§ EXERCISE TASK:
Quote the passage on unusual jobs word for word, starting with "Beds are not" and going on through "lot less interesting.".

§ PASSAGE GIVEN:
[start]

Beds are not trampolines, but that never stopped kids from treating them like one. Today’s smaller mattress companies actually employ people to jump on their mattresses to compress the cotton material and make sure there are no imperfections or bumps in the layers. Reuben Reynoso, a professional jumper out of San Francisco, tests three a day and often reaches 100 bounces per mattress—side to side, corner to corner. Sure, a machine could do the same thing, but Reynoso’s small talk at parties would be a lot less interesting.

2. Professional RC Vehicle Racer

Radio-controlled (RC) vehicles are more than just an aisle filler at Toys ‘R Us: They’re the center of an entire subculture, where “drivers” travel the world racing their customized vehicles on tiny tracks for prize money. If that sounds too good to be true, it isn’t—just make sure you’re one of the top racers in the world to attract sponsorships, which make up the majority of a driver’s income, and don’t mind traveling up to 46 weeks out of the year.

3. Professional LEGO Builder

Architecture too intimidating? Try reducing the scale. Sean Kenney is one of many “certified” LEGO building professionals—artists who use the multicolored blocks to construct an array of projects. Major companies like Google and Mazda have commissioned Kenney’s work, which can range from a Homer Simpson bust to sports stadium replicas.

LEGO has at least nine pro builders registered. Just be prepared for some initial material investment: Kenney has over a million bricks to aid in assembly.

4. Amusement Park Ride Tester

The PC term might be “forensic ride engineer,” but in the end, these theme park scouts are paid to test-drive rides, point out any faults in the experience, and check for anything that might be a potential hazard. Companies like ATA Associates can even recreate accidents to make sure the ride doesn’t repeat any engineering mistakes.

[end]

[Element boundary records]
[start]

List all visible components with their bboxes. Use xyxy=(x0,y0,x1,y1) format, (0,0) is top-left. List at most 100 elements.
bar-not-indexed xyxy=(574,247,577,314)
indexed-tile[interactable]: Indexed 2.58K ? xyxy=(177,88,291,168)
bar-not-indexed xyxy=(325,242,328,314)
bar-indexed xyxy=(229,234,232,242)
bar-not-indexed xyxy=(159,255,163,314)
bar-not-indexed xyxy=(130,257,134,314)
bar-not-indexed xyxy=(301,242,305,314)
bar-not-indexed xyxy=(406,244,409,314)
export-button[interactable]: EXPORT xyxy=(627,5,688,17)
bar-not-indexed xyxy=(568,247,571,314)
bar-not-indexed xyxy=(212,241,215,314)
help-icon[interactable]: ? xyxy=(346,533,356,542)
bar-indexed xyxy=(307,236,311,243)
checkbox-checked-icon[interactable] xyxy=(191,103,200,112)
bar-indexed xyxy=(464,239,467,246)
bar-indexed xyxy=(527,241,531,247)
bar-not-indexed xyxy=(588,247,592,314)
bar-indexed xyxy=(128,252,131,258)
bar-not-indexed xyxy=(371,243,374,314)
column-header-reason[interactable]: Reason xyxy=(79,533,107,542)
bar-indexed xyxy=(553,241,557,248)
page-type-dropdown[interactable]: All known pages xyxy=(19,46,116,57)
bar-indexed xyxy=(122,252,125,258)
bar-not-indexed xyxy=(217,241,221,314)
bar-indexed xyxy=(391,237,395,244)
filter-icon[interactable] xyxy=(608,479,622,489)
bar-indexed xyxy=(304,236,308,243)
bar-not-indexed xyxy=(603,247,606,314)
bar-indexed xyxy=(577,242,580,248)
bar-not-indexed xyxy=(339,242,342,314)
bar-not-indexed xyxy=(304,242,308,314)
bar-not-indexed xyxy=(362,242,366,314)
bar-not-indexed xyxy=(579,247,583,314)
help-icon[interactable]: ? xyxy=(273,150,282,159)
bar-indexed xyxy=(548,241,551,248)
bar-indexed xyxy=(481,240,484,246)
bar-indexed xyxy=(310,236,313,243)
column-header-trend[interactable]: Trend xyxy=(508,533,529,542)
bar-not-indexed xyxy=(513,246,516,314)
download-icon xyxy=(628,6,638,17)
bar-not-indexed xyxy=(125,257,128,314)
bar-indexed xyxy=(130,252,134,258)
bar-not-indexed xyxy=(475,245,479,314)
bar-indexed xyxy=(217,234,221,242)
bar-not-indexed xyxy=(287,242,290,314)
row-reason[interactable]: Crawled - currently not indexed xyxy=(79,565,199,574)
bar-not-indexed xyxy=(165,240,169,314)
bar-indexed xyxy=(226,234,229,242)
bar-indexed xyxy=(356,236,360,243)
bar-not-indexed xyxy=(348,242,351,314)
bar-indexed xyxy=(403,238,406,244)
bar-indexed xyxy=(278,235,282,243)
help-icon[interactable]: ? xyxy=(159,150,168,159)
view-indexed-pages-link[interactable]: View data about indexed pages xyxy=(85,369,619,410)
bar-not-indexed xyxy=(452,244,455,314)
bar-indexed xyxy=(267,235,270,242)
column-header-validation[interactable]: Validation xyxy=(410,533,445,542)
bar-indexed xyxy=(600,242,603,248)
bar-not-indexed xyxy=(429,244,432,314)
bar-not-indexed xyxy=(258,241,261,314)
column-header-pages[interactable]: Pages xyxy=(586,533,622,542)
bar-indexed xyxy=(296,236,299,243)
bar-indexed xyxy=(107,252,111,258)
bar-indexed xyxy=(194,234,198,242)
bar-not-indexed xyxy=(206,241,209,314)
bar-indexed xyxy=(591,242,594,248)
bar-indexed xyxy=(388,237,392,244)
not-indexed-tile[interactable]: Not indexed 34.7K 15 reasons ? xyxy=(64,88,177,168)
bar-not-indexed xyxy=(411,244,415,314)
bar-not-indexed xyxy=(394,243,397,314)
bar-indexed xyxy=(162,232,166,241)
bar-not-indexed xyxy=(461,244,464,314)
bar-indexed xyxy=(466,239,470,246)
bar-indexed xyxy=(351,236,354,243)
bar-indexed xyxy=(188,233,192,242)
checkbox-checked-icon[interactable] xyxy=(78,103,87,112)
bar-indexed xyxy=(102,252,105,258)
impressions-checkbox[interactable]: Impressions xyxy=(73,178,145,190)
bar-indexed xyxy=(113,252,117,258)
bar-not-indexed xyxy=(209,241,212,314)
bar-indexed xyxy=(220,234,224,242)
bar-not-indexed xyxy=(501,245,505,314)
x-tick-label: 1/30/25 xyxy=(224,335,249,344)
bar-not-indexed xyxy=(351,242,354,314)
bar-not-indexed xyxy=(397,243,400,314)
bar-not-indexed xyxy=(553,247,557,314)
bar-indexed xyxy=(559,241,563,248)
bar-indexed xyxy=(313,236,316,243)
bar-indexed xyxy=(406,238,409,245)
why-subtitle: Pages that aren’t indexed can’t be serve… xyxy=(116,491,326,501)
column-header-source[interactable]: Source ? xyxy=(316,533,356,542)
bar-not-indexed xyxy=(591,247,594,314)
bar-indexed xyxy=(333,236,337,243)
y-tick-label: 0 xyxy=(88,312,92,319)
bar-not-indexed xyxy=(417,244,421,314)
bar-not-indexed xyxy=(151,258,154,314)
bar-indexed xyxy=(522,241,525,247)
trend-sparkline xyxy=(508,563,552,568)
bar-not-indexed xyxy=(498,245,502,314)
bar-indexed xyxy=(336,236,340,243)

[end]

§ SOLUTION TO THE EXERCISE:
Beds are not trampolines, but that never stopped kids from treating them like one. Today’s smaller mattress companies actually employ people to jump on their mattresses to compress the cotton material and make sure there are no imperfections or bumps in the layers. Reuben Reynoso, a professional jumper out of San Francisco, tests three a day and often reaches 100 bounces per mattress—side to side, corner to corner. Sure, a machine could do the same thing, but Reynoso’s small talk at parties would be a lot less interesting.